* Exercise instructions *
Copy out the data below as written; omit any images.

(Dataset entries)
◇ ◇ ◇ ◇ ◇ ◇ ◇

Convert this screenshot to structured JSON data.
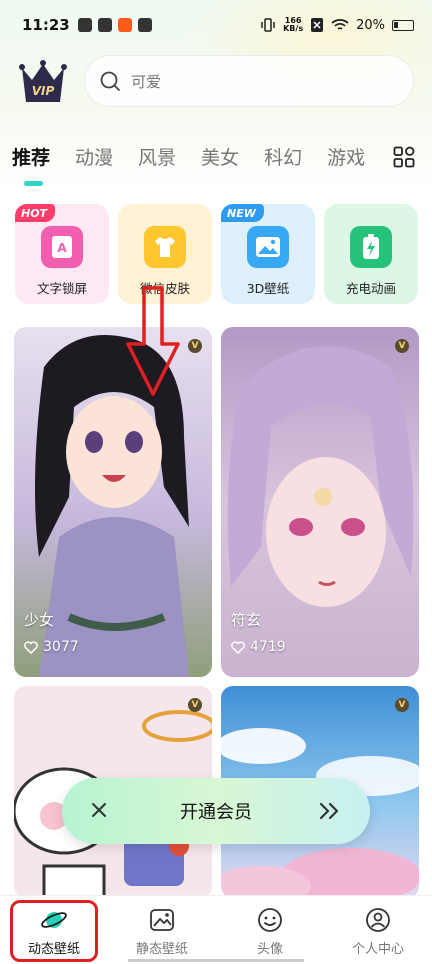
{
  "status_bar": {
    "time": "11:23",
    "net_speed_value": "166",
    "net_speed_unit": "KB/s",
    "battery": "20%"
  },
  "header": {
    "vip_label": "VIP",
    "search_placeholder": "可爱"
  },
  "tabs": [
    "推荐",
    "动漫",
    "风景",
    "美女",
    "科幻",
    "游戏"
  ],
  "quick_entries": [
    {
      "label": "文字锁屏",
      "badge": "HOT",
      "icon": "text-lock-icon"
    },
    {
      "label": "微信皮肤",
      "badge": "",
      "icon": "tshirt-icon"
    },
    {
      "label": "3D壁纸",
      "badge": "NEW",
      "icon": "image-3d-icon"
    },
    {
      "label": "充电动画",
      "badge": "",
      "icon": "battery-charge-icon"
    }
  ],
  "wallpapers": [
    {
      "title": "少女",
      "likes": "3077"
    },
    {
      "title": "符玄",
      "likes": "4719"
    }
  ],
  "member_banner": {
    "label": "开通会员"
  },
  "bottom_nav": [
    {
      "label": "动态壁纸",
      "icon": "planet-icon",
      "active": true
    },
    {
      "label": "静态壁纸",
      "icon": "picture-icon",
      "active": false
    },
    {
      "label": "头像",
      "icon": "smiley-icon",
      "active": false
    },
    {
      "label": "个人中心",
      "icon": "user-icon",
      "active": false
    }
  ],
  "colors": {
    "accent": "#2ed6c8",
    "highlight_red": "#e02020"
  }
}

◇ ◇ ◇ ◇ ◇ ◇ ◇

* Exercise result *
Convert this screenshot to structured JSON data.
{
  "status_bar": {
    "time": "11:23",
    "net_speed_value": "166",
    "net_speed_unit": "KB/s",
    "battery": "20%"
  },
  "header": {
    "vip_label": "VIP",
    "search_placeholder": "可爱"
  },
  "tabs": [
    "推荐",
    "动漫",
    "风景",
    "美女",
    "科幻",
    "游戏"
  ],
  "quick_entries": [
    {
      "label": "文字锁屏",
      "badge": "HOT",
      "icon": "text-lock-icon"
    },
    {
      "label": "微信皮肤",
      "badge": "",
      "icon": "tshirt-icon"
    },
    {
      "label": "3D壁纸",
      "badge": "NEW",
      "icon": "image-3d-icon"
    },
    {
      "label": "充电动画",
      "badge": "",
      "icon": "battery-charge-icon"
    }
  ],
  "wallpapers": [
    {
      "title": "少女",
      "likes": "3077"
    },
    {
      "title": "符玄",
      "likes": "4719"
    }
  ],
  "member_banner": {
    "label": "开通会员"
  },
  "bottom_nav": [
    {
      "label": "动态壁纸",
      "icon": "planet-icon",
      "active": true
    },
    {
      "label": "静态壁纸",
      "icon": "picture-icon",
      "active": false
    },
    {
      "label": "头像",
      "icon": "smiley-icon",
      "active": false
    },
    {
      "label": "个人中心",
      "icon": "user-icon",
      "active": false
    }
  ],
  "colors": {
    "accent": "#2ed6c8",
    "highlight_red": "#e02020"
  }
}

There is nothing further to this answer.